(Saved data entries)

┄┄┄┄┄┄

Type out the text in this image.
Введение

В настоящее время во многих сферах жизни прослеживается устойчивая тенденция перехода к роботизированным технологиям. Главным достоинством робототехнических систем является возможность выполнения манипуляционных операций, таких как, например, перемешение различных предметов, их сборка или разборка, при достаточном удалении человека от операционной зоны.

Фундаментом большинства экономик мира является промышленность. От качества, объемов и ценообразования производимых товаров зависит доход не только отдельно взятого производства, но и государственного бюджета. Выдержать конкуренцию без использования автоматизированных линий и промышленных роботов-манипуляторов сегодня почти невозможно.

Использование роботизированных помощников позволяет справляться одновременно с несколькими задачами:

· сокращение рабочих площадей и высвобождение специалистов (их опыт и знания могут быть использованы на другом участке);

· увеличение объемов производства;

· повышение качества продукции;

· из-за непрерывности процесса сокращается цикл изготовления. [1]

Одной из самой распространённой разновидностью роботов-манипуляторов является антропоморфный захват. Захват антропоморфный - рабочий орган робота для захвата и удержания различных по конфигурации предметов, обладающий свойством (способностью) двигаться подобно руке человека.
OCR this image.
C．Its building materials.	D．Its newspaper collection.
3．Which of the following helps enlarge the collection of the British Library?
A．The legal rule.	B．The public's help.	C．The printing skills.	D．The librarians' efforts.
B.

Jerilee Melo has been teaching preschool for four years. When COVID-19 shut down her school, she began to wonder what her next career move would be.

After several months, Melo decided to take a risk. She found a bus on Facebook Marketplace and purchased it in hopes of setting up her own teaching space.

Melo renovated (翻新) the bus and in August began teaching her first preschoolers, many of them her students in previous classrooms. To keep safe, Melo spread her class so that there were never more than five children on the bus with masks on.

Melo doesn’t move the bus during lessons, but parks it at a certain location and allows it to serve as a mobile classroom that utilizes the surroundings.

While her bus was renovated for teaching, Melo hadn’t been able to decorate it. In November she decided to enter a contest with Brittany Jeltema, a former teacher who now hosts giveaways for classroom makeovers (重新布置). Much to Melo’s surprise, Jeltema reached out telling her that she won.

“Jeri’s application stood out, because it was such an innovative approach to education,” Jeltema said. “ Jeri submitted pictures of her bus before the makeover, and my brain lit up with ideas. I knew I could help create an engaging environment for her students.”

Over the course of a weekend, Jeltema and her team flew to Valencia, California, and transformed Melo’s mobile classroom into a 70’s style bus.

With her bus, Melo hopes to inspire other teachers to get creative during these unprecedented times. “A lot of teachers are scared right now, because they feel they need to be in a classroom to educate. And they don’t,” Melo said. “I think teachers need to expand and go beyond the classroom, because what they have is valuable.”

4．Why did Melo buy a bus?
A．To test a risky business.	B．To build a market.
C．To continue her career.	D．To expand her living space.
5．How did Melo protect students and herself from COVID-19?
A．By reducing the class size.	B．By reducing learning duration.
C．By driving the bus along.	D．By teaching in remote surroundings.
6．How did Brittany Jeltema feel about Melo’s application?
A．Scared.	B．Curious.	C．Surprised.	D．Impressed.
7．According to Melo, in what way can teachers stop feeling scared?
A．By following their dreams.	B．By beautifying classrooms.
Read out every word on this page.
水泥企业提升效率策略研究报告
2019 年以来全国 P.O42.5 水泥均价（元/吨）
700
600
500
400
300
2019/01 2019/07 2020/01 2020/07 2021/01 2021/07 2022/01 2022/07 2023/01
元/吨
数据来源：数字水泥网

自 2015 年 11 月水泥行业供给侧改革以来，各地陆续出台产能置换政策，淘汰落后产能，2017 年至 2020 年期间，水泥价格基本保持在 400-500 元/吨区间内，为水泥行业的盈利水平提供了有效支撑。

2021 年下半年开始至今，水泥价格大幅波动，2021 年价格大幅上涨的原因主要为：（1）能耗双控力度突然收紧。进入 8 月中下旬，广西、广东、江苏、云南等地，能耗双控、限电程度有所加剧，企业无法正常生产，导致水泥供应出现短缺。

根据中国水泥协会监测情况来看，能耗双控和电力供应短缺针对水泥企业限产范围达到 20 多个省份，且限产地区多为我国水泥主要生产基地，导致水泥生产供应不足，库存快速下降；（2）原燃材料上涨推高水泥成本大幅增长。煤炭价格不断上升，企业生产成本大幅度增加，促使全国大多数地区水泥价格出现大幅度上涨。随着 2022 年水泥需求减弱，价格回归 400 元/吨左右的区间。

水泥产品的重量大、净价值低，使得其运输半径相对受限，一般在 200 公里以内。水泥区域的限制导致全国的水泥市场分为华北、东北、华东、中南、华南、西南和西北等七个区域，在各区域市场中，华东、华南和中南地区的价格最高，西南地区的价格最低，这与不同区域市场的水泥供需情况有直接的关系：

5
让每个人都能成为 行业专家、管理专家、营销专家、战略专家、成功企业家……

┄┄┄┄┄┄

# Your objective
Write out the records above again, keeping each one identical to the original.

# Full response
Type out the text in this image.
Введение

В настоящее время во многих сферах жизни прослеживается устойчивая тенденция перехода к роботизированным технологиям. Главным достоинством робототехнических систем является возможность выполнения манипуляционных операций, таких как, например, перемешение различных предметов, их сборка или разборка, при достаточном удалении человека от операционной зоны.

Фундаментом большинства экономик мира является промышленность. От качества, объемов и ценообразования производимых товаров зависит доход не только отдельно взятого производства, но и государственного бюджета. Выдержать конкуренцию без использования автоматизированных линий и промышленных роботов-манипуляторов сегодня почти невозможно.

Использование роботизированных помощников позволяет справляться одновременно с несколькими задачами:

· сокращение рабочих площадей и высвобождение специалистов (их опыт и знания могут быть использованы на другом участке);

· увеличение объемов производства;

· повышение качества продукции;

· из-за непрерывности процесса сокращается цикл изготовления. [1]

Одной из самой распространённой разновидностью роботов-манипуляторов является антропоморфный захват. Захват антропоморфный - рабочий орган робота для захвата и удержания различных по конфигурации предметов, обладающий свойством (способностью) двигаться подобно руке человека.
OCR this image.
C．Its building materials.	D．Its newspaper collection.
3．Which of the following helps enlarge the collection of the British Library?
A．The legal rule.	B．The public's help.	C．The printing skills.	D．The librarians' efforts.
B.

Jerilee Melo has been teaching preschool for four years. When COVID-19 shut down her school, she began to wonder what her next career move would be.

After several months, Melo decided to take a risk. She found a bus on Facebook Marketplace and purchased it in hopes of setting up her own teaching space.

Melo renovated (翻新) the bus and in August began teaching her first preschoolers, many of them her students in previous classrooms. To keep safe, Melo spread her class so that there were never more than five children on the bus with masks on.

Melo doesn’t move the bus during lessons, but parks it at a certain location and allows it to serve as a mobile classroom that utilizes the surroundings.

While her bus was renovated for teaching, Melo hadn’t been able to decorate it. In November she decided to enter a contest with Brittany Jeltema, a former teacher who now hosts giveaways for classroom makeovers (重新布置). Much to Melo’s surprise, Jeltema reached out telling her that she won.

“Jeri’s application stood out, because it was such an innovative approach to education,” Jeltema said. “ Jeri submitted pictures of her bus before the makeover, and my brain lit up with ideas. I knew I could help create an engaging environment for her students.”

Over the course of a weekend, Jeltema and her team flew to Valencia, California, and transformed Melo’s mobile classroom into a 70’s style bus.

With her bus, Melo hopes to inspire other teachers to get creative during these unprecedented times. “A lot of teachers are scared right now, because they feel they need to be in a classroom to educate. And they don’t,” Melo said. “I think teachers need to expand and go beyond the classroom, because what they have is valuable.”

4．Why did Melo buy a bus?
A．To test a risky business.	B．To build a market.
C．To continue her career.	D．To expand her living space.
5．How did Melo protect students and herself from COVID-19?
A．By reducing the class size.	B．By reducing learning duration.
C．By driving the bus along.	D．By teaching in remote surroundings.
6．How did Brittany Jeltema feel about Melo’s application?
A．Scared.	B．Curious.	C．Surprised.	D．Impressed.
7．According to Melo, in what way can teachers stop feeling scared?
A．By following their dreams.	B．By beautifying classrooms.
Read out every word on this page.
水泥企业提升效率策略研究报告
2019 年以来全国 P.O42.5 水泥均价（元/吨）
700
600
500
400
300
2019/01 2019/07 2020/01 2020/07 2021/01 2021/07 2022/01 2022/07 2023/01
元/吨
数据来源：数字水泥网

自 2015 年 11 月水泥行业供给侧改革以来，各地陆续出台产能置换政策，淘汰落后产能，2017 年至 2020 年期间，水泥价格基本保持在 400-500 元/吨区间内，为水泥行业的盈利水平提供了有效支撑。

2021 年下半年开始至今，水泥价格大幅波动，2021 年价格大幅上涨的原因主要为：（1）能耗双控力度突然收紧。进入 8 月中下旬，广西、广东、江苏、云南等地，能耗双控、限电程度有所加剧，企业无法正常生产，导致水泥供应出现短缺。

根据中国水泥协会监测情况来看，能耗双控和电力供应短缺针对水泥企业限产范围达到 20 多个省份，且限产地区多为我国水泥主要生产基地，导致水泥生产供应不足，库存快速下降；（2）原燃材料上涨推高水泥成本大幅增长。煤炭价格不断上升，企业生产成本大幅度增加，促使全国大多数地区水泥价格出现大幅度上涨。随着 2022 年水泥需求减弱，价格回归 400 元/吨左右的区间。

水泥产品的重量大、净价值低，使得其运输半径相对受限，一般在 200 公里以内。水泥区域的限制导致全国的水泥市场分为华北、东北、华东、中南、华南、西南和西北等七个区域，在各区域市场中，华东、华南和中南地区的价格最高，西南地区的价格最低，这与不同区域市场的水泥供需情况有直接的关系：

5
让每个人都能成为 行业专家、管理专家、营销专家、战略专家、成功企业家……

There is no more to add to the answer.